— begin —

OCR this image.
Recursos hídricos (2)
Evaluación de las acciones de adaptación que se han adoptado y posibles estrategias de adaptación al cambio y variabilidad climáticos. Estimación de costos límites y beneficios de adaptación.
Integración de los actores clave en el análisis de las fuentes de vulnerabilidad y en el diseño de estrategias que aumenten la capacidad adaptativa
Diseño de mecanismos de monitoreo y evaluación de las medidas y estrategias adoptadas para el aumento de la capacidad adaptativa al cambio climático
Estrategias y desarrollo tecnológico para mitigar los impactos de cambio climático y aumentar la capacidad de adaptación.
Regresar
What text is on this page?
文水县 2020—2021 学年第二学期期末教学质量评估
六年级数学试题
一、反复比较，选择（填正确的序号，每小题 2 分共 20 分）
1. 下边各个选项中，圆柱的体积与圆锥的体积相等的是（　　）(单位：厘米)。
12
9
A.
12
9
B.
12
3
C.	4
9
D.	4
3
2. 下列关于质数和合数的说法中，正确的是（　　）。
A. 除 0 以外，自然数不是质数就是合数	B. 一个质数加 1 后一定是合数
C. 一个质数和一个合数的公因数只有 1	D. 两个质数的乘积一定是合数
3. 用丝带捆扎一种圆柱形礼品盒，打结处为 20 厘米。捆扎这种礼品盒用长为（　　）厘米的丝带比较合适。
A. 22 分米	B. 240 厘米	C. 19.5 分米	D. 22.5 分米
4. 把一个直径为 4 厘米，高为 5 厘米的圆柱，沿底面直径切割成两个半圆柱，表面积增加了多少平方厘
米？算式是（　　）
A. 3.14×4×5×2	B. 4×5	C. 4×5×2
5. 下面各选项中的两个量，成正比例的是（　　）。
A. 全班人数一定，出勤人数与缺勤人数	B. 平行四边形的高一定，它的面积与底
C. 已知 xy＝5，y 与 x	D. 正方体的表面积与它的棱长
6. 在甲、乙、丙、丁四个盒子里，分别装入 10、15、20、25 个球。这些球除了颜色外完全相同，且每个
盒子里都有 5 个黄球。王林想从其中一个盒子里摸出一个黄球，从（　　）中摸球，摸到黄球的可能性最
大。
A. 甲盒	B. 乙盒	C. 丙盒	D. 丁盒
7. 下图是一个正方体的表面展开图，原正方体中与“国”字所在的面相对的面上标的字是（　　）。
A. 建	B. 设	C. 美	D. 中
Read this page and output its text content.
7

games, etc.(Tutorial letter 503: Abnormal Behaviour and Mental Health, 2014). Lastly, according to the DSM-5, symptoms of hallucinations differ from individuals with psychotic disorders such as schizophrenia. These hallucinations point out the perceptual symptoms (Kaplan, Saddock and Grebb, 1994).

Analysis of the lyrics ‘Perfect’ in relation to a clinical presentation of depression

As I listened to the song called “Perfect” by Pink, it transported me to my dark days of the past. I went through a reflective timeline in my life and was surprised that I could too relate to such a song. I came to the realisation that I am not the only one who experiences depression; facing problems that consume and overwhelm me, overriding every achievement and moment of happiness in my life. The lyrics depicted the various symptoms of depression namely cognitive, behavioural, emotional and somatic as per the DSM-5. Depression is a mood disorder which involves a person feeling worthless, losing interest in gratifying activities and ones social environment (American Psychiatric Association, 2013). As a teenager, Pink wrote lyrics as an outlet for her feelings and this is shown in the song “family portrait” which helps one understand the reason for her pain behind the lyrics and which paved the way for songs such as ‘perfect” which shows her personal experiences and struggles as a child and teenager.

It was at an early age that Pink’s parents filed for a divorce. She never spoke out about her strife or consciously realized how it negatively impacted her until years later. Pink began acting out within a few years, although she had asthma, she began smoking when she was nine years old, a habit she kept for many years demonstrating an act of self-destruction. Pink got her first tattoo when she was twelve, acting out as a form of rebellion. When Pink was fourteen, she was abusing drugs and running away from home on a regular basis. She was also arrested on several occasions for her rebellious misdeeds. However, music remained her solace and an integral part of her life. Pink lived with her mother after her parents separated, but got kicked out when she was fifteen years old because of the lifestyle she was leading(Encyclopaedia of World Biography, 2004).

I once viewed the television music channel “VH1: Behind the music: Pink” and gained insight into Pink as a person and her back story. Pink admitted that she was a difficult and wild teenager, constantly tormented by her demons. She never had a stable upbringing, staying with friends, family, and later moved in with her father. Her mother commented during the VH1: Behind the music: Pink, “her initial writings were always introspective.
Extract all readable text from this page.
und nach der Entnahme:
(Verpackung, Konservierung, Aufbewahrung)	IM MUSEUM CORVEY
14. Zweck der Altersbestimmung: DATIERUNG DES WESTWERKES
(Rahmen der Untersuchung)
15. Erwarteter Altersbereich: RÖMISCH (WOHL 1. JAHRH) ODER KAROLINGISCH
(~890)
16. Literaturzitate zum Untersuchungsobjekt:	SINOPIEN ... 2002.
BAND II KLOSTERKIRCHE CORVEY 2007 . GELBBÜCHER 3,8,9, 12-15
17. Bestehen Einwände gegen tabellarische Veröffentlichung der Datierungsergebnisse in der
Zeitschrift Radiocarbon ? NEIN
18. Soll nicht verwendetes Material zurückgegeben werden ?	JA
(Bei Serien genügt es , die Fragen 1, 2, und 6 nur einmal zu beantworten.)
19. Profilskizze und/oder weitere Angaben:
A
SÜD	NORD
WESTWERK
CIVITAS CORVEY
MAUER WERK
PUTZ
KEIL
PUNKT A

— end —

Write an exact transcription of every entry above.

OCR this image.
Recursos hídricos (2)
Evaluación de las acciones de adaptación que se han adoptado y posibles estrategias de adaptación al cambio y variabilidad climáticos. Estimación de costos límites y beneficios de adaptación.
Integración de los actores clave en el análisis de las fuentes de vulnerabilidad y en el diseño de estrategias que aumenten la capacidad adaptativa
Diseño de mecanismos de monitoreo y evaluación de las medidas y estrategias adoptadas para el aumento de la capacidad adaptativa al cambio climático
Estrategias y desarrollo tecnológico para mitigar los impactos de cambio climático y aumentar la capacidad de adaptación.
Regresar
What text is on this page?
文水县 2020—2021 学年第二学期期末教学质量评估
六年级数学试题
一、反复比较，选择（填正确的序号，每小题 2 分共 20 分）
1. 下边各个选项中，圆柱的体积与圆锥的体积相等的是（　　）(单位：厘米)。
12
9
A.
12
9
B.
12
3
C.	4
9
D.	4
3
2. 下列关于质数和合数的说法中，正确的是（　　）。
A. 除 0 以外，自然数不是质数就是合数	B. 一个质数加 1 后一定是合数
C. 一个质数和一个合数的公因数只有 1	D. 两个质数的乘积一定是合数
3. 用丝带捆扎一种圆柱形礼品盒，打结处为 20 厘米。捆扎这种礼品盒用长为（　　）厘米的丝带比较合适。
A. 22 分米	B. 240 厘米	C. 19.5 分米	D. 22.5 分米
4. 把一个直径为 4 厘米，高为 5 厘米的圆柱，沿底面直径切割成两个半圆柱，表面积增加了多少平方厘
米？算式是（　　）
A. 3.14×4×5×2	B. 4×5	C. 4×5×2
5. 下面各选项中的两个量，成正比例的是（　　）。
A. 全班人数一定，出勤人数与缺勤人数	B. 平行四边形的高一定，它的面积与底
C. 已知 xy＝5，y 与 x	D. 正方体的表面积与它的棱长
6. 在甲、乙、丙、丁四个盒子里，分别装入 10、15、20、25 个球。这些球除了颜色外完全相同，且每个
盒子里都有 5 个黄球。王林想从其中一个盒子里摸出一个黄球，从（　　）中摸球，摸到黄球的可能性最
大。
A. 甲盒	B. 乙盒	C. 丙盒	D. 丁盒
7. 下图是一个正方体的表面展开图，原正方体中与“国”字所在的面相对的面上标的字是（　　）。
A. 建	B. 设	C. 美	D. 中
Read this page and output its text content.
7

games, etc.(Tutorial letter 503: Abnormal Behaviour and Mental Health, 2014). Lastly, according to the DSM-5, symptoms of hallucinations differ from individuals with psychotic disorders such as schizophrenia. These hallucinations point out the perceptual symptoms (Kaplan, Saddock and Grebb, 1994).

Analysis of the lyrics ‘Perfect’ in relation to a clinical presentation of depression

As I listened to the song called “Perfect” by Pink, it transported me to my dark days of the past. I went through a reflective timeline in my life and was surprised that I could too relate to such a song. I came to the realisation that I am not the only one who experiences depression; facing problems that consume and overwhelm me, overriding every achievement and moment of happiness in my life. The lyrics depicted the various symptoms of depression namely cognitive, behavioural, emotional and somatic as per the DSM-5. Depression is a mood disorder which involves a person feeling worthless, losing interest in gratifying activities and ones social environment (American Psychiatric Association, 2013). As a teenager, Pink wrote lyrics as an outlet for her feelings and this is shown in the song “family portrait” which helps one understand the reason for her pain behind the lyrics and which paved the way for songs such as ‘perfect” which shows her personal experiences and struggles as a child and teenager.

It was at an early age that Pink’s parents filed for a divorce. She never spoke out about her strife or consciously realized how it negatively impacted her until years later. Pink began acting out within a few years, although she had asthma, she began smoking when she was nine years old, a habit she kept for many years demonstrating an act of self-destruction. Pink got her first tattoo when she was twelve, acting out as a form of rebellion. When Pink was fourteen, she was abusing drugs and running away from home on a regular basis. She was also arrested on several occasions for her rebellious misdeeds. However, music remained her solace and an integral part of her life. Pink lived with her mother after her parents separated, but got kicked out when she was fifteen years old because of the lifestyle she was leading(Encyclopaedia of World Biography, 2004).

I once viewed the television music channel “VH1: Behind the music: Pink” and gained insight into Pink as a person and her back story. Pink admitted that she was a difficult and wild teenager, constantly tormented by her demons. She never had a stable upbringing, staying with friends, family, and later moved in with her father. Her mother commented during the VH1: Behind the music: Pink, “her initial writings were always introspective.
Extract all readable text from this page.
und nach der Entnahme:
(Verpackung, Konservierung, Aufbewahrung)	IM MUSEUM CORVEY
14. Zweck der Altersbestimmung: DATIERUNG DES WESTWERKES
(Rahmen der Untersuchung)
15. Erwarteter Altersbereich: RÖMISCH (WOHL 1. JAHRH) ODER KAROLINGISCH
(~890)
16. Literaturzitate zum Untersuchungsobjekt:	SINOPIEN ... 2002.
BAND II KLOSTERKIRCHE CORVEY 2007 . GELBBÜCHER 3,8,9, 12-15
17. Bestehen Einwände gegen tabellarische Veröffentlichung der Datierungsergebnisse in der
Zeitschrift Radiocarbon ? NEIN
18. Soll nicht verwendetes Material zurückgegeben werden ?	JA
(Bei Serien genügt es , die Fragen 1, 2, und 6 nur einmal zu beantworten.)
19. Profilskizze und/oder weitere Angaben:
A
SÜD	NORD
WESTWERK
CIVITAS CORVEY
MAUER WERK
PUTZ
KEIL
PUNKT A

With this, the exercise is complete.